▶ [TASK STATEMENT]
Sort through the data and copy the lines holding the word "одним".

-- Start MATERIAL TO PROCESS --

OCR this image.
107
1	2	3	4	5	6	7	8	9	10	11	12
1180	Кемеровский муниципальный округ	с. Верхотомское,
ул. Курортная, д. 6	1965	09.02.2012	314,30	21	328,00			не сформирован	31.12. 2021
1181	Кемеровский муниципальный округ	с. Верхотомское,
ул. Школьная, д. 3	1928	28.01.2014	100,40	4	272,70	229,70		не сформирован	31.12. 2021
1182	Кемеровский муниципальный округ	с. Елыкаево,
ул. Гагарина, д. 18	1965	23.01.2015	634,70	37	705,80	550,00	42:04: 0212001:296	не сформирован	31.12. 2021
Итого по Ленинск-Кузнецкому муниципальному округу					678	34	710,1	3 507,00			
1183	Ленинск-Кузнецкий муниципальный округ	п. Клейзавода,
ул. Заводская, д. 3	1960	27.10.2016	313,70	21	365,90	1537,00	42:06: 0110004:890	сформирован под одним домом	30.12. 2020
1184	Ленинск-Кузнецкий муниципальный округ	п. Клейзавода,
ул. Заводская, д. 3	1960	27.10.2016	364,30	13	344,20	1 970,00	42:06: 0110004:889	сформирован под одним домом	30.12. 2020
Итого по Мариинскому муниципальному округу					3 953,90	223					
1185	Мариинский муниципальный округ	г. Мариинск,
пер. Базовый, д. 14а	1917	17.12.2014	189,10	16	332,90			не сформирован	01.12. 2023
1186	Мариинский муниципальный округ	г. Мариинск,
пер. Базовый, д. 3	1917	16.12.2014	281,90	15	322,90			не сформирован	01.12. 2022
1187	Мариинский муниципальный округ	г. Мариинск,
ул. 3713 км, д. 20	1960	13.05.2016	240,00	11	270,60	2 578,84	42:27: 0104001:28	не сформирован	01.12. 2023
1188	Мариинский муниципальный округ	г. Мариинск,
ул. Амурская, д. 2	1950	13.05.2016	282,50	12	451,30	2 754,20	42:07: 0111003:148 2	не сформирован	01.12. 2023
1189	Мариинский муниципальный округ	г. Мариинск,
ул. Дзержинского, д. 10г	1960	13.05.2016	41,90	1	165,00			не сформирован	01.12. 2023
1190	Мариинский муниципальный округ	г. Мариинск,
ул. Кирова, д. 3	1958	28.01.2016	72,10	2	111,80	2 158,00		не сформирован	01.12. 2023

-- End MATERIAL TO PROCESS --

▶ [CORRECT OUTPUT]
ул. Заводская, д. 3	1960	27.10.2016	313,70	21	365,90	1537,00	42:06: 0110004:890	сформирован под одним домом	30.12. 2020
ул. Заводская, д. 3	1960	27.10.2016	364,30	13	344,20	1 970,00	42:06: 0110004:889	сформирован под одним домом	30.12. 2020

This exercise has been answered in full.